- _YOUR OBJECTIVE_:
Quote the records that follow in full, leaving the pictures out.

- _EXCERPTED RECORDS_:
****************************************
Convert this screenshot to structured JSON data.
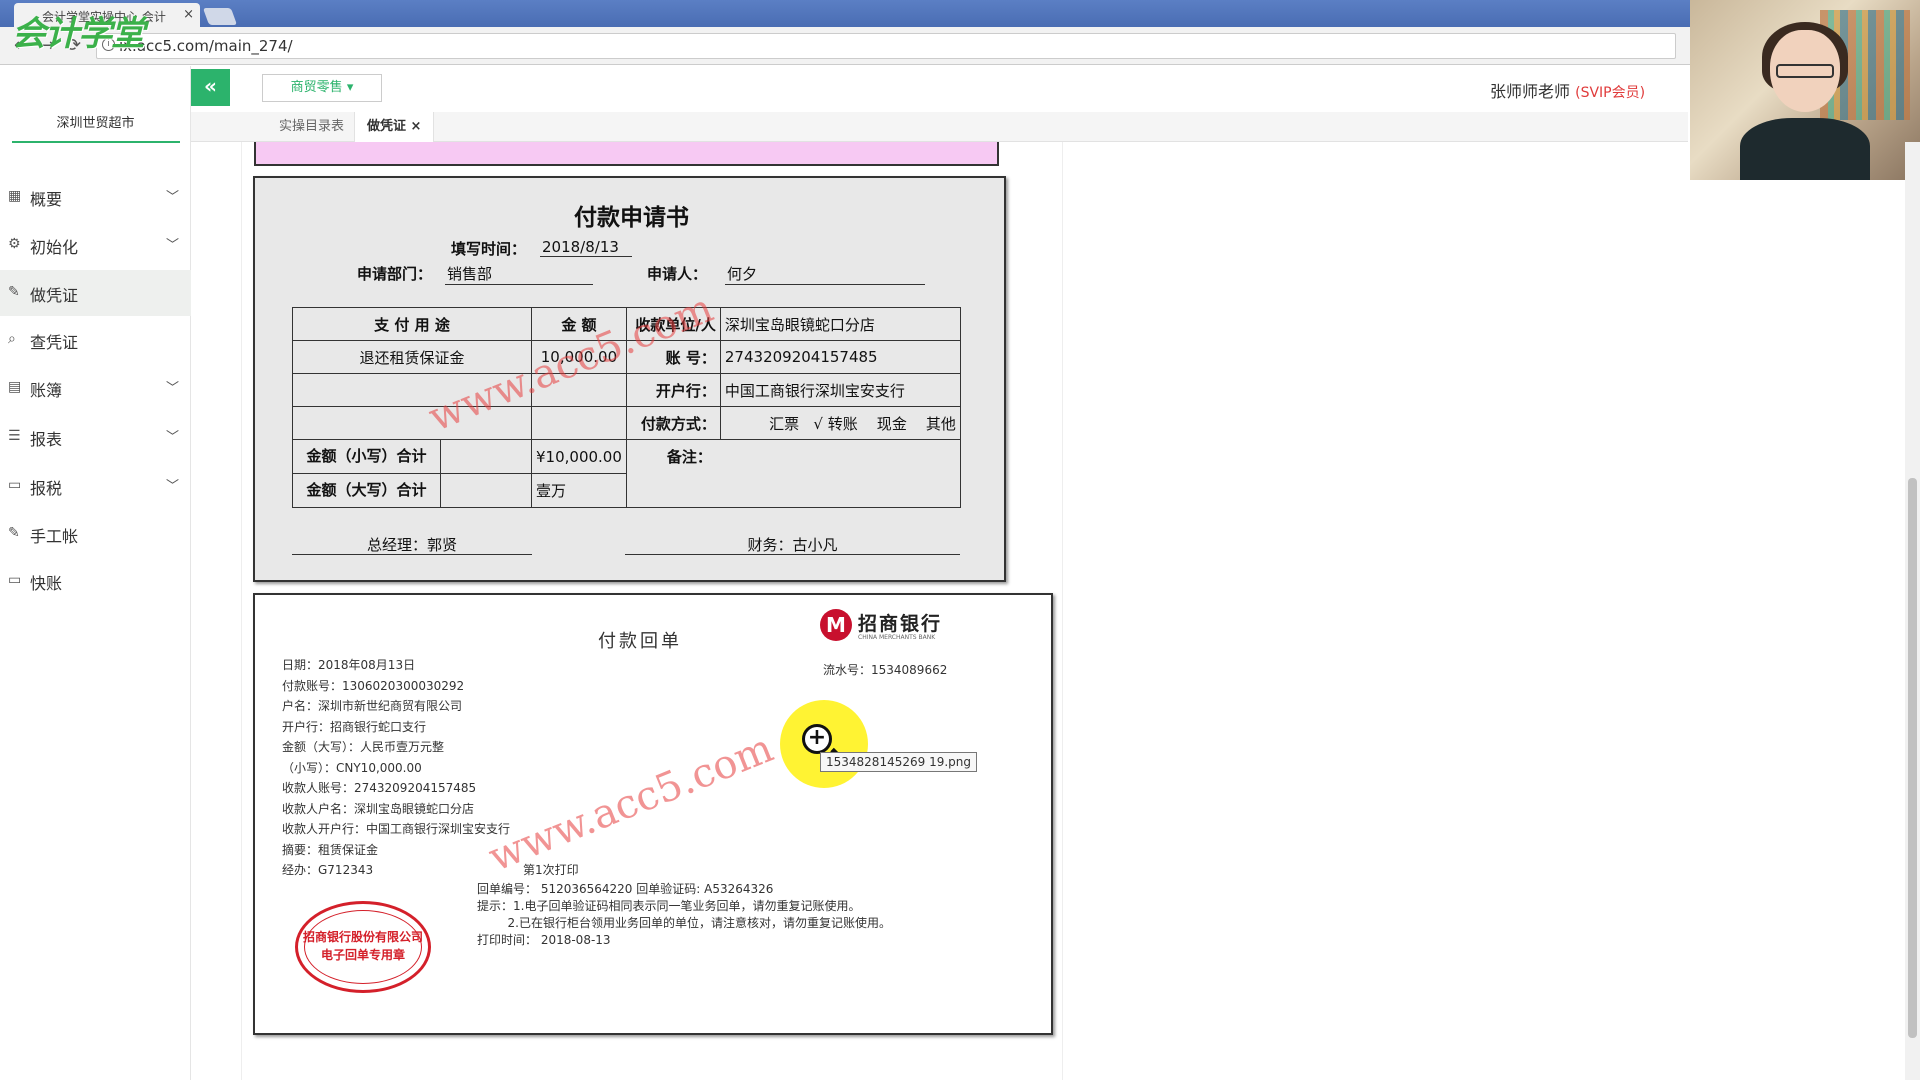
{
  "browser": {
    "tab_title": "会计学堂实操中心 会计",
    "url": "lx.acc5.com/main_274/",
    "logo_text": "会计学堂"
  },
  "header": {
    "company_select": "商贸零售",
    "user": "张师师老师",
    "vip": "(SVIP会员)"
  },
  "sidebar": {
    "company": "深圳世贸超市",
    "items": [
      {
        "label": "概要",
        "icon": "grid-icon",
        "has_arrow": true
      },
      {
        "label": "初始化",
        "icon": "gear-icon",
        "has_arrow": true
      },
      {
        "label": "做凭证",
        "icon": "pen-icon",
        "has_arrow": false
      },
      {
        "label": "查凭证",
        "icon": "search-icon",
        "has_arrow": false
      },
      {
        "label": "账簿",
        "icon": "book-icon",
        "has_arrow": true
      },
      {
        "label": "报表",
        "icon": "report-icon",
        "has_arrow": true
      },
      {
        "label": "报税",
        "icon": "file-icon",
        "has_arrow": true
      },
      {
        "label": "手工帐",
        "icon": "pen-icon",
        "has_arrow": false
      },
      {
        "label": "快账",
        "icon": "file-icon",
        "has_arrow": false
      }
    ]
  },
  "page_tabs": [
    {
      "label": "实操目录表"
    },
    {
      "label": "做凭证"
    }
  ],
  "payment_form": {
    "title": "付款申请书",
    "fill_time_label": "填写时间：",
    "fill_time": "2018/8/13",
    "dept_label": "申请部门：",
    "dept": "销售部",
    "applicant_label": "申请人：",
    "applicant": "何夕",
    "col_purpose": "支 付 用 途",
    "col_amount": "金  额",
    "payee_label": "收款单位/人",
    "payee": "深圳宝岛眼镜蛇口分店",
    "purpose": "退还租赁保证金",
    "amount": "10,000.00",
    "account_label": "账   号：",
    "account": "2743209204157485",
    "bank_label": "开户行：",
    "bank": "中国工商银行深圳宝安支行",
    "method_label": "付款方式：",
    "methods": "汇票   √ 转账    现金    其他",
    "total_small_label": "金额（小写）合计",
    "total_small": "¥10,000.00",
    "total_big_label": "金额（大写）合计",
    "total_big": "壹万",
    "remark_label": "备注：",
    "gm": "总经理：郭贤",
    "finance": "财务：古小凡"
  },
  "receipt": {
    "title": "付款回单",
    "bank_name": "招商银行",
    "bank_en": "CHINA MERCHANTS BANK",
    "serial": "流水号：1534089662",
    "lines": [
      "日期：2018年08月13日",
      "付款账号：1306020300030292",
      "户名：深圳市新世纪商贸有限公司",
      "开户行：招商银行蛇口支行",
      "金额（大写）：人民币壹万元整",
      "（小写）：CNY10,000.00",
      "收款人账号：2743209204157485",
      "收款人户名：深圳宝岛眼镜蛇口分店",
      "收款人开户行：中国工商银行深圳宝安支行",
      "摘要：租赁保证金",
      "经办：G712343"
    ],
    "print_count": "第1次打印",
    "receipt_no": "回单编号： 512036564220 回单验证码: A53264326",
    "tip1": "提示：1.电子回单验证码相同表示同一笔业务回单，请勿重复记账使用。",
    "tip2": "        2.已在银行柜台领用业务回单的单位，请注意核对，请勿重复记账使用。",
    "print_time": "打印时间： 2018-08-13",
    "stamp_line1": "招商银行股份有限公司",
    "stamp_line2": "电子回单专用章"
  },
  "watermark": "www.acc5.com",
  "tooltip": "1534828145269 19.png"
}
****************************************
- _THE RESPONSE_:
Convert this screenshot to structured JSON data.
{
  "browser": {
    "tab_title": "会计学堂实操中心 会计",
    "url": "lx.acc5.com/main_274/",
    "logo_text": "会计学堂"
  },
  "header": {
    "company_select": "商贸零售",
    "user": "张师师老师",
    "vip": "(SVIP会员)"
  },
  "sidebar": {
    "company": "深圳世贸超市",
    "items": [
      {
        "label": "概要",
        "icon": "grid-icon",
        "has_arrow": true
      },
      {
        "label": "初始化",
        "icon": "gear-icon",
        "has_arrow": true
      },
      {
        "label": "做凭证",
        "icon": "pen-icon",
        "has_arrow": false
      },
      {
        "label": "查凭证",
        "icon": "search-icon",
        "has_arrow": false
      },
      {
        "label": "账簿",
        "icon": "book-icon",
        "has_arrow": true
      },
      {
        "label": "报表",
        "icon": "report-icon",
        "has_arrow": true
      },
      {
        "label": "报税",
        "icon": "file-icon",
        "has_arrow": true
      },
      {
        "label": "手工帐",
        "icon": "pen-icon",
        "has_arrow": false
      },
      {
        "label": "快账",
        "icon": "file-icon",
        "has_arrow": false
      }
    ]
  },
  "page_tabs": [
    {
      "label": "实操目录表"
    },
    {
      "label": "做凭证"
    }
  ],
  "payment_form": {
    "title": "付款申请书",
    "fill_time_label": "填写时间：",
    "fill_time": "2018/8/13",
    "dept_label": "申请部门：",
    "dept": "销售部",
    "applicant_label": "申请人：",
    "applicant": "何夕",
    "col_purpose": "支 付 用 途",
    "col_amount": "金  额",
    "payee_label": "收款单位/人",
    "payee": "深圳宝岛眼镜蛇口分店",
    "purpose": "退还租赁保证金",
    "amount": "10,000.00",
    "account_label": "账   号：",
    "account": "2743209204157485",
    "bank_label": "开户行：",
    "bank": "中国工商银行深圳宝安支行",
    "method_label": "付款方式：",
    "methods": "汇票   √ 转账    现金    其他",
    "total_small_label": "金额（小写）合计",
    "total_small": "¥10,000.00",
    "total_big_label": "金额（大写）合计",
    "total_big": "壹万",
    "remark_label": "备注：",
    "gm": "总经理：郭贤",
    "finance": "财务：古小凡"
  },
  "receipt": {
    "title": "付款回单",
    "bank_name": "招商银行",
    "bank_en": "CHINA MERCHANTS BANK",
    "serial": "流水号：1534089662",
    "lines": [
      "日期：2018年08月13日",
      "付款账号：1306020300030292",
      "户名：深圳市新世纪商贸有限公司",
      "开户行：招商银行蛇口支行",
      "金额（大写）：人民币壹万元整",
      "（小写）：CNY10,000.00",
      "收款人账号：2743209204157485",
      "收款人户名：深圳宝岛眼镜蛇口分店",
      "收款人开户行：中国工商银行深圳宝安支行",
      "摘要：租赁保证金",
      "经办：G712343"
    ],
    "print_count": "第1次打印",
    "receipt_no": "回单编号： 512036564220 回单验证码: A53264326",
    "tip1": "提示：1.电子回单验证码相同表示同一笔业务回单，请勿重复记账使用。",
    "tip2": "        2.已在银行柜台领用业务回单的单位，请注意核对，请勿重复记账使用。",
    "print_time": "打印时间： 2018-08-13",
    "stamp_line1": "招商银行股份有限公司",
    "stamp_line2": "电子回单专用章"
  },
  "watermark": "www.acc5.com",
  "tooltip": "1534828145269 19.png"
}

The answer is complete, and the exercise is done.